§ Excerpted data

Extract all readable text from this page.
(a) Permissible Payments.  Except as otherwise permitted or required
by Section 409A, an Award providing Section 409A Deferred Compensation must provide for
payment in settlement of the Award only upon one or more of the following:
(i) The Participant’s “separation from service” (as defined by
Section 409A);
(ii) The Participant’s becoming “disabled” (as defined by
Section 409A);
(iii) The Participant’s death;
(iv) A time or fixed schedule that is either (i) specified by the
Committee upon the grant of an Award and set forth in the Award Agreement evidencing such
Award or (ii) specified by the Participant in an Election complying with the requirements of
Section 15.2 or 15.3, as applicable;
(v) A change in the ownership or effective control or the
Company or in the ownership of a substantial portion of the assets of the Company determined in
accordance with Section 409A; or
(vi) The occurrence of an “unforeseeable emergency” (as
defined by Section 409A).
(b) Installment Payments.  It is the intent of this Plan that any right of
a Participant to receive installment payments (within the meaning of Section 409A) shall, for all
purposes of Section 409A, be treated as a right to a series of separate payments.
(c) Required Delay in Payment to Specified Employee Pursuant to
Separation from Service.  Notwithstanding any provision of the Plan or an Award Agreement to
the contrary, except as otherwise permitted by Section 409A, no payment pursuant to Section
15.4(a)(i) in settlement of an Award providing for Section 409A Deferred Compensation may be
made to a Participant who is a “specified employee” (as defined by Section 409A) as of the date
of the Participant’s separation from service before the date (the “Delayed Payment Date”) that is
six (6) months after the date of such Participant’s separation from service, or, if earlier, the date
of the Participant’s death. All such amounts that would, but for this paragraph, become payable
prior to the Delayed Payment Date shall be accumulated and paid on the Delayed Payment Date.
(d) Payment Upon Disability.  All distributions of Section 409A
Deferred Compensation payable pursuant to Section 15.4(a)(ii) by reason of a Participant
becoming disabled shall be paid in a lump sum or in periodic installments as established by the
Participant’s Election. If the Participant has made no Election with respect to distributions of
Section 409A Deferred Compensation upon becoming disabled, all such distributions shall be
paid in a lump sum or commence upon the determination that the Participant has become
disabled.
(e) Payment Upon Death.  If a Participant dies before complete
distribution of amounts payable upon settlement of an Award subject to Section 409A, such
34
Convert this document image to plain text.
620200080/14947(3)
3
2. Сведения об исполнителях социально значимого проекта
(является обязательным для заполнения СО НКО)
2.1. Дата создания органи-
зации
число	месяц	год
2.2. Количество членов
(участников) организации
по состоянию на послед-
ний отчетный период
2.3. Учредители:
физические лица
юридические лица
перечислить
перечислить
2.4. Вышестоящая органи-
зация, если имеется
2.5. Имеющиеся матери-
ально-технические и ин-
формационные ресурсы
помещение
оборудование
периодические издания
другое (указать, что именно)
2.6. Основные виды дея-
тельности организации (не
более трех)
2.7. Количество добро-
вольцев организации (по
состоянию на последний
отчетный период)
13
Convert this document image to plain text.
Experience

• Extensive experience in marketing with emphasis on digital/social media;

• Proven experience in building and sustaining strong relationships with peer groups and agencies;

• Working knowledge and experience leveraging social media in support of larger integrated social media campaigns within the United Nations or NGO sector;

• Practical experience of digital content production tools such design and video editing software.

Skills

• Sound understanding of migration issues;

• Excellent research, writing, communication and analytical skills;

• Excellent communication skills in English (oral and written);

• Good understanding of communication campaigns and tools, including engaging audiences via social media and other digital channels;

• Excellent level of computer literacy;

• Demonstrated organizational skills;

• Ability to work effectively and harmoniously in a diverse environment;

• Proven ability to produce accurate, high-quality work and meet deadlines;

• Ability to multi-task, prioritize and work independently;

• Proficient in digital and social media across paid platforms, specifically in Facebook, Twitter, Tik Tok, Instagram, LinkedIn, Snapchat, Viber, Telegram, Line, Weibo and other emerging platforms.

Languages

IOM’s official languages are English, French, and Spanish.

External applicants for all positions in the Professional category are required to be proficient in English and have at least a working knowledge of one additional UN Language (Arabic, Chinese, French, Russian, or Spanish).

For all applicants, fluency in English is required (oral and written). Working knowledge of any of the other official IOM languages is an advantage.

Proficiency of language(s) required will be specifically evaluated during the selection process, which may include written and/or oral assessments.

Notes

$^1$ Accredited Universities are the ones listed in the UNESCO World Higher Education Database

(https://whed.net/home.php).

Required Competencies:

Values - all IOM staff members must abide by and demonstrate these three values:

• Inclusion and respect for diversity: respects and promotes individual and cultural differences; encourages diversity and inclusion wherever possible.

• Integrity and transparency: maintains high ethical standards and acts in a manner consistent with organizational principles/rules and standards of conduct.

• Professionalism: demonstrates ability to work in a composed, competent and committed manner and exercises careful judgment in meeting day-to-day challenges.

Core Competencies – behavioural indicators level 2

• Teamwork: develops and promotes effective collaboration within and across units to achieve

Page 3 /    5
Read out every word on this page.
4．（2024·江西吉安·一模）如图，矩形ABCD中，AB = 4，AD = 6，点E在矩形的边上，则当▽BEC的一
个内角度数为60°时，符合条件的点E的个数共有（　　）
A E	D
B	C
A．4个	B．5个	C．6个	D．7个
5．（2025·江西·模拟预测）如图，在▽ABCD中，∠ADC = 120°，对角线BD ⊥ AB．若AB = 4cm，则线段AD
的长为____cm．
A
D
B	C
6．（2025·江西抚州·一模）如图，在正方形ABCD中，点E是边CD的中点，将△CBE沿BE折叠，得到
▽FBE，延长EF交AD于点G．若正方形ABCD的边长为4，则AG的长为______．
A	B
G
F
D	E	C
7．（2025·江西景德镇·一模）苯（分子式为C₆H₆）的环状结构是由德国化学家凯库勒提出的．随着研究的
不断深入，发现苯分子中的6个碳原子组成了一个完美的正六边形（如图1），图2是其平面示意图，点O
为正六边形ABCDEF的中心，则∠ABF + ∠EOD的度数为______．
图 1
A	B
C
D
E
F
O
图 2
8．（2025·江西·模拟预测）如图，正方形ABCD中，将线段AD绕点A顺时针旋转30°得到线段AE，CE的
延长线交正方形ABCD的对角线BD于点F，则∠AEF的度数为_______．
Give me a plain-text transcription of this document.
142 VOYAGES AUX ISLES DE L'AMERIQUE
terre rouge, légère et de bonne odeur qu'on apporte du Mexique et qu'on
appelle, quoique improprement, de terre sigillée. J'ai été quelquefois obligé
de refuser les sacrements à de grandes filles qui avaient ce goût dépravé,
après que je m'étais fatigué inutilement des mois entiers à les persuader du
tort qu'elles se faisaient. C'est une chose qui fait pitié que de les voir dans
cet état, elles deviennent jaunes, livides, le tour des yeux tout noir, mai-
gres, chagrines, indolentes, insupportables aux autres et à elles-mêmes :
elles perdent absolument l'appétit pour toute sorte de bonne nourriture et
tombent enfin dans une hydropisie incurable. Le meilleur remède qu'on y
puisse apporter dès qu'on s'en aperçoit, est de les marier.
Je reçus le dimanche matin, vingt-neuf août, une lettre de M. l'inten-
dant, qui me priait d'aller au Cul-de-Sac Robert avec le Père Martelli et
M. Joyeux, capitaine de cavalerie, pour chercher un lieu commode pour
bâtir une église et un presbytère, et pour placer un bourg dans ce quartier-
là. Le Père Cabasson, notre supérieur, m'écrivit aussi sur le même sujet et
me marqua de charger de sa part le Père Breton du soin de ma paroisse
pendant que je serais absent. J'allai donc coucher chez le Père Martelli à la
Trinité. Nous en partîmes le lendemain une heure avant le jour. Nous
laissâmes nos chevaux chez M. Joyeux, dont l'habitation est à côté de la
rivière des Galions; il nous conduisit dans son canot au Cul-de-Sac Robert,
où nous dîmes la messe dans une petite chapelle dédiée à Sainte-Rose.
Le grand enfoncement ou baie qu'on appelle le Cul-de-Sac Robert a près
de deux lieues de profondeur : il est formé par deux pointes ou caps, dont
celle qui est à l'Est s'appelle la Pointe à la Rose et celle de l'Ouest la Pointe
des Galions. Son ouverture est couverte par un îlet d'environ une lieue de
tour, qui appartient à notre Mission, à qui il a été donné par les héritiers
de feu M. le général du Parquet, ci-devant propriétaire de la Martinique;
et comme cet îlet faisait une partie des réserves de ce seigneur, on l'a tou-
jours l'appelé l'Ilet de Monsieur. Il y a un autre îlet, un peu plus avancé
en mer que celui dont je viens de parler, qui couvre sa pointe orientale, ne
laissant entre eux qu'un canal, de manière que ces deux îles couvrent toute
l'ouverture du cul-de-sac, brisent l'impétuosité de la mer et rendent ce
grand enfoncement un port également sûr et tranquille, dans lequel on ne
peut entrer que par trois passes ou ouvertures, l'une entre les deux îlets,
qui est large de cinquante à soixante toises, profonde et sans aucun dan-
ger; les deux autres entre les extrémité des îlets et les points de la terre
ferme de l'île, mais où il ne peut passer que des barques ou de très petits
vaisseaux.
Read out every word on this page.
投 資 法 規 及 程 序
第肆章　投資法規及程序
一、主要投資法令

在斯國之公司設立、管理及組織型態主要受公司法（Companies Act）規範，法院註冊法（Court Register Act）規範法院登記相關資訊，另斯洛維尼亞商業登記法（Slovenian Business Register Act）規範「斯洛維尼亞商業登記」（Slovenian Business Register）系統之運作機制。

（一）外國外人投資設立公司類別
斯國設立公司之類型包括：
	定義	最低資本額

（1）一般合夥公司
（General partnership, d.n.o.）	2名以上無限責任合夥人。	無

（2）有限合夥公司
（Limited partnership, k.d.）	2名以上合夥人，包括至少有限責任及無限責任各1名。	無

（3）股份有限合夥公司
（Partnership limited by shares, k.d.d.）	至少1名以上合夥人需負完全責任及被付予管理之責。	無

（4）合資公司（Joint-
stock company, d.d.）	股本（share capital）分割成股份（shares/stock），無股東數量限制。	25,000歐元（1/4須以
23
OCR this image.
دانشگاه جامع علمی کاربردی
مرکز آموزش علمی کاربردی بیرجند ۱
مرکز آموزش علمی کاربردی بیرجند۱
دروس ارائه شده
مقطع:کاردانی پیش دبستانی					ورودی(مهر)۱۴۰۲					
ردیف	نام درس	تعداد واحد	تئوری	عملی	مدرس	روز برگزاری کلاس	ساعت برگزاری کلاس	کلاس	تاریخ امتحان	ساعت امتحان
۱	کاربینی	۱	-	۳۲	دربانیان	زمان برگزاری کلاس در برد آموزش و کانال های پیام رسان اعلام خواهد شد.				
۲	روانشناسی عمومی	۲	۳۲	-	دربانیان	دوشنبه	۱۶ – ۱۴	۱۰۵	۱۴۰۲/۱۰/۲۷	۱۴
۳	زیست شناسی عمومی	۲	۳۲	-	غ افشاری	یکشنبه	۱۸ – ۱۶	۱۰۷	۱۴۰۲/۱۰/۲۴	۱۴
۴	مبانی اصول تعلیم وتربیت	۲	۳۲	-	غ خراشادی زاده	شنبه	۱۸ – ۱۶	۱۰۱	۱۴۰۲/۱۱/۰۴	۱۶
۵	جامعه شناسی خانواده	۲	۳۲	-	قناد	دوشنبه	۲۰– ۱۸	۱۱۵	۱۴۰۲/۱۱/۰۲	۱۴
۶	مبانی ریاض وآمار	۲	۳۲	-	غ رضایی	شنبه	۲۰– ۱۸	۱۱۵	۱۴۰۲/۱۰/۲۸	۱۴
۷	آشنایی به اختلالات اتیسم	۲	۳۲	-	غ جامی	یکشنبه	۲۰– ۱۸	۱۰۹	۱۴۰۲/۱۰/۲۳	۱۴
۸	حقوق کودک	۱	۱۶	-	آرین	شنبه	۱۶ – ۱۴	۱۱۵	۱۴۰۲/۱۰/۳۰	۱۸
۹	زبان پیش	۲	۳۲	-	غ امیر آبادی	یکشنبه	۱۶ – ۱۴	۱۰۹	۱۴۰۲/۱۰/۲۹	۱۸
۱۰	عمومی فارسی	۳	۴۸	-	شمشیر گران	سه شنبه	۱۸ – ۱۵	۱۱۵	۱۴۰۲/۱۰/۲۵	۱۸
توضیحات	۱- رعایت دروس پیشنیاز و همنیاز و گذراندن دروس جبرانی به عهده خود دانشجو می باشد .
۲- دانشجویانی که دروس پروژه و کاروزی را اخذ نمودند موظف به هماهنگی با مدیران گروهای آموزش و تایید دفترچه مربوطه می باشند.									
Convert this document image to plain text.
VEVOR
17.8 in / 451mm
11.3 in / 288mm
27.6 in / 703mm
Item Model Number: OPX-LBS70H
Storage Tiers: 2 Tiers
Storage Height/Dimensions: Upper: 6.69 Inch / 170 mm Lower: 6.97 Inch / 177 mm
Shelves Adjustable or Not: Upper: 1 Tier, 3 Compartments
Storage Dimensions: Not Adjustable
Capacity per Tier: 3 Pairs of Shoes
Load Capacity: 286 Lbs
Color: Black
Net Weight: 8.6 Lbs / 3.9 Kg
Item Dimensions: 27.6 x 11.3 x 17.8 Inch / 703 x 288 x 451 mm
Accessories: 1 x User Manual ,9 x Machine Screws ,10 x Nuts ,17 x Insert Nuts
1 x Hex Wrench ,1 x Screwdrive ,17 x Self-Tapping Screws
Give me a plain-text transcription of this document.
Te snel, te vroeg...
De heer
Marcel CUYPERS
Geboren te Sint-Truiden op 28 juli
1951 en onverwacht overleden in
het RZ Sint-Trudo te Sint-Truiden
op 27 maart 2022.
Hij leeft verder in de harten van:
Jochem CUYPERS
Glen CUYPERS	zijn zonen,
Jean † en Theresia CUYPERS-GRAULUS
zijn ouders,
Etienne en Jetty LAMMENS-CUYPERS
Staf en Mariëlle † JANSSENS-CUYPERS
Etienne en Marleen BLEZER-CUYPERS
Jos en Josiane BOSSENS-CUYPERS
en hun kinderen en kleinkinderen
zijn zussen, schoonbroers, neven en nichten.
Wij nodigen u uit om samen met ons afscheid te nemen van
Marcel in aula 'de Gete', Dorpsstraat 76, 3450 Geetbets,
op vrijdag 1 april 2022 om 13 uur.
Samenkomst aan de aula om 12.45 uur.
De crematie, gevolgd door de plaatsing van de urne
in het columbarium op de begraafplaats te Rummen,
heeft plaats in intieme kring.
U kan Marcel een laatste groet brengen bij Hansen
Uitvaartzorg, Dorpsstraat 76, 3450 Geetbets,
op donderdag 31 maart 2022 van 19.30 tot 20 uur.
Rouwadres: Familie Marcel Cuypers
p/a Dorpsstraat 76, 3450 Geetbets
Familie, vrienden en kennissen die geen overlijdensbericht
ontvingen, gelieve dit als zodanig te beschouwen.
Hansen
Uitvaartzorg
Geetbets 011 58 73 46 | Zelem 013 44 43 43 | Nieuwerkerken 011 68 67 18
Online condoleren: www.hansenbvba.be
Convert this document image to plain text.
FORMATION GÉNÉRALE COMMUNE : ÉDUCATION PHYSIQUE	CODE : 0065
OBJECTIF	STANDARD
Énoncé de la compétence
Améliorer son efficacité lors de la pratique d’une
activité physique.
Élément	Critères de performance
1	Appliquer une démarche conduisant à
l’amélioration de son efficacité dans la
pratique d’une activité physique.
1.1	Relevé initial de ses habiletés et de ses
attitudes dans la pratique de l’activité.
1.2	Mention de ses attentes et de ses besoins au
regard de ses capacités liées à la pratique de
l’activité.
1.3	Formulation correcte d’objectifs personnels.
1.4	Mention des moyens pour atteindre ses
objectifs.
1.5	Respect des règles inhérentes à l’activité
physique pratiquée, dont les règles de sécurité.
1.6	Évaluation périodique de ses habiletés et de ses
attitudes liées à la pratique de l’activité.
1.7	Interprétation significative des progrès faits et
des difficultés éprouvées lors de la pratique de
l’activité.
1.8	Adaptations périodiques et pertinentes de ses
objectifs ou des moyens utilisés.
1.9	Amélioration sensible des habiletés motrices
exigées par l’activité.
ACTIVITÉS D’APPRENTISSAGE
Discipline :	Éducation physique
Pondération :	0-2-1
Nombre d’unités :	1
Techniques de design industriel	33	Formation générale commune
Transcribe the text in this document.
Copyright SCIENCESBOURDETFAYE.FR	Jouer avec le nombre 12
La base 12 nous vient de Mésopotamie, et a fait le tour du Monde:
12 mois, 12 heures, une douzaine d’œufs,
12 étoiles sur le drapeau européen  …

§ Stated task
Show the lines of the material that contain the word "tour".

§ Task solution
cet état, elles deviennent jaunes, livides, le tour des yeux tout noir, mai-
tour, qui appartient à notre Mission, à qui il a été donné par les héritiers
La base 12 nous vient de Mésopotamie, et a fait le tour du Monde:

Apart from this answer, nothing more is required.